■ Rows:
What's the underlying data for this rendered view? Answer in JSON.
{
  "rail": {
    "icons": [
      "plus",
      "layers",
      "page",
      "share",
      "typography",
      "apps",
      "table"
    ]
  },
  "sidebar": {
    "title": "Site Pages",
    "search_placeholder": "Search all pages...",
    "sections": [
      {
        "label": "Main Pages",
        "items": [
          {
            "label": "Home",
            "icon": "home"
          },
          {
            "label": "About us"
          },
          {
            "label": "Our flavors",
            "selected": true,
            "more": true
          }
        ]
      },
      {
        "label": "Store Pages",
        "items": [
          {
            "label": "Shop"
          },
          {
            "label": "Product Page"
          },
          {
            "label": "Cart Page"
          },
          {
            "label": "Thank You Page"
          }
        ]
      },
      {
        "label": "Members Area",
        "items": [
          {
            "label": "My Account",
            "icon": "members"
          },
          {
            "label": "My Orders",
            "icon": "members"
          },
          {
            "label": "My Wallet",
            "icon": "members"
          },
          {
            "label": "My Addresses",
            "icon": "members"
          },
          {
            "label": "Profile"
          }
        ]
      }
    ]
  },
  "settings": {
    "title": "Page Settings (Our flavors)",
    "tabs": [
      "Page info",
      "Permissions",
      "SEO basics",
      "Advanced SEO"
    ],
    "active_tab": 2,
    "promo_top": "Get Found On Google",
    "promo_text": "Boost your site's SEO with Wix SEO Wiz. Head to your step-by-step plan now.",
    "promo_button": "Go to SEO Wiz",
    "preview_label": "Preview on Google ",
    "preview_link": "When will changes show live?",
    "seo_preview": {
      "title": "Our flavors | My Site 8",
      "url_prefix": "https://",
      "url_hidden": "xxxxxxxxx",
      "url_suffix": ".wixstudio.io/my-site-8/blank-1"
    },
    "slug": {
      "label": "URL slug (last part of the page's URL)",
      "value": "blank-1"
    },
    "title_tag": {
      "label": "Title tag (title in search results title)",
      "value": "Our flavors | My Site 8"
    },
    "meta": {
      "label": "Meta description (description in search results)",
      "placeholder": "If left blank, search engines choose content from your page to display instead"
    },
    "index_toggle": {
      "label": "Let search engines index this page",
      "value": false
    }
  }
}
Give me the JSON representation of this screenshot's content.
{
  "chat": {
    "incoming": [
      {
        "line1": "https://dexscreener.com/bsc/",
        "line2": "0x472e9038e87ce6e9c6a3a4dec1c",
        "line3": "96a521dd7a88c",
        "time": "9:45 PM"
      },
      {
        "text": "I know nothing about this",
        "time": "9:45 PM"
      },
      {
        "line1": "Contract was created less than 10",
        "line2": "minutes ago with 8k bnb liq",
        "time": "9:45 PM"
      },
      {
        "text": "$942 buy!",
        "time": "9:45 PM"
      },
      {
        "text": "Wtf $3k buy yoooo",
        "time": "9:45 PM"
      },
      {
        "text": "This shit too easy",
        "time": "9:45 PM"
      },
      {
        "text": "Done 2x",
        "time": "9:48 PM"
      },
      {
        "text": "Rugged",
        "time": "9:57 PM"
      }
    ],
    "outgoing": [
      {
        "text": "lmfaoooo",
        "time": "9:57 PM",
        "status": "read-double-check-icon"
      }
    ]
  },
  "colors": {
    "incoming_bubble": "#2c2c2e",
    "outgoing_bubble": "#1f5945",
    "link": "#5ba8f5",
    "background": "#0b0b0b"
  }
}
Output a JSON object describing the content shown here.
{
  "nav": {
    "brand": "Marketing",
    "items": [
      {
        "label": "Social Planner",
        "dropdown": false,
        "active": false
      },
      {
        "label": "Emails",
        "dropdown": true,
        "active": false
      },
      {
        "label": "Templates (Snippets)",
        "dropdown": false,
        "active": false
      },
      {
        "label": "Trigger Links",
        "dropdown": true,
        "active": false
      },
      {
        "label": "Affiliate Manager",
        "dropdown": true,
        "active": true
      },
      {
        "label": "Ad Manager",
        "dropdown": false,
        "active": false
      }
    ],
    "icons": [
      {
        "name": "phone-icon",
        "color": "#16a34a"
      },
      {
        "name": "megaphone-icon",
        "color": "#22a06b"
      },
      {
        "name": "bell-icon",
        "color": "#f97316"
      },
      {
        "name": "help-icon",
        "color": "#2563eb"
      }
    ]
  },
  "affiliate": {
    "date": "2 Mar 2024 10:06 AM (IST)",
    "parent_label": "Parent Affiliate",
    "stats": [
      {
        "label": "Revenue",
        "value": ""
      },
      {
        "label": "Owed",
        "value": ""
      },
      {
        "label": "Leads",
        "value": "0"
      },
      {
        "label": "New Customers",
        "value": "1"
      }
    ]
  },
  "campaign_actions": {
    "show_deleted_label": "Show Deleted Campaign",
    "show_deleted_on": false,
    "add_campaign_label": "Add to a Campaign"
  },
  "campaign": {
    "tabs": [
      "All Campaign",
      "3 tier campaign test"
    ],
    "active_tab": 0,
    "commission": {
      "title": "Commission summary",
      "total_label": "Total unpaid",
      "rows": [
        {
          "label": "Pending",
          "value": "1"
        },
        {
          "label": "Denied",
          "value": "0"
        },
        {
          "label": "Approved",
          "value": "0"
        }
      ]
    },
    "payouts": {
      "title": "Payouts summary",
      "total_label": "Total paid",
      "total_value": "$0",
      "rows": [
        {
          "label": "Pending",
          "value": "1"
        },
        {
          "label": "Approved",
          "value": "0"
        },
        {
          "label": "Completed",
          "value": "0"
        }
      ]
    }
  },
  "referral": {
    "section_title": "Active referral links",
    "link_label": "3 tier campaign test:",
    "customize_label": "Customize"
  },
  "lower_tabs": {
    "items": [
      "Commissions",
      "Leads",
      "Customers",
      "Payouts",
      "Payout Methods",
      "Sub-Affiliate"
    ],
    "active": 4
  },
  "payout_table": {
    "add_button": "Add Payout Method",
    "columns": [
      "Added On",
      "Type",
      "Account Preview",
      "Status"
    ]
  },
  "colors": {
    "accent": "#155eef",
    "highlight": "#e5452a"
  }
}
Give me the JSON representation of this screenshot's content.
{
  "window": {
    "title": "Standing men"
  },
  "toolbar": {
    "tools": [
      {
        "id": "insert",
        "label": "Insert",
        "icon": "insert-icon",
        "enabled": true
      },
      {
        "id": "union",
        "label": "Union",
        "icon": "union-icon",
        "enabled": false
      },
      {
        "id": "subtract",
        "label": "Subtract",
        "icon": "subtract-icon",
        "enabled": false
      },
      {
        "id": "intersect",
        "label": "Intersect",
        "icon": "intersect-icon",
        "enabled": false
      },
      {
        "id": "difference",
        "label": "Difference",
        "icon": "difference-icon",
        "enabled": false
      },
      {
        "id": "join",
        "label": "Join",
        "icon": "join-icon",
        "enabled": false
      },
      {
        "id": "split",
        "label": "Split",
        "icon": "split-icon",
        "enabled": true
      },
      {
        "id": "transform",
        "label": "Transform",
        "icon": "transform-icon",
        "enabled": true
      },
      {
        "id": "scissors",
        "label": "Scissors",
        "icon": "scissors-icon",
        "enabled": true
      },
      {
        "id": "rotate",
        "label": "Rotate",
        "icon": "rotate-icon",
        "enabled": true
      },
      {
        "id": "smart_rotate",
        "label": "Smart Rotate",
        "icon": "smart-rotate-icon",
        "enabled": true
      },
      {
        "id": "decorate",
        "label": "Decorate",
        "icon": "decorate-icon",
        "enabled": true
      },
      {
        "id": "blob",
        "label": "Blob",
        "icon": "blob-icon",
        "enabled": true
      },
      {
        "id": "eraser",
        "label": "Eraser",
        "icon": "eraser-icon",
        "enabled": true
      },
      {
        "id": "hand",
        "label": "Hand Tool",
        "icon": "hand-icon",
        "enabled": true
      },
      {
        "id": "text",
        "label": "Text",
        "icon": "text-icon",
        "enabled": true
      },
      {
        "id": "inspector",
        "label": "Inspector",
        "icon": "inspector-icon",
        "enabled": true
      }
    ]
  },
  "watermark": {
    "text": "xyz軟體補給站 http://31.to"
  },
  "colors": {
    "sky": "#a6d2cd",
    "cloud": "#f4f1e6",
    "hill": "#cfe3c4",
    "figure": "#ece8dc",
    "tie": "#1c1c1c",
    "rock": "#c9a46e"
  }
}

■ To do:
Work out how many lines of the data above hold the word "your", and write only the count.

■ Finished task:
2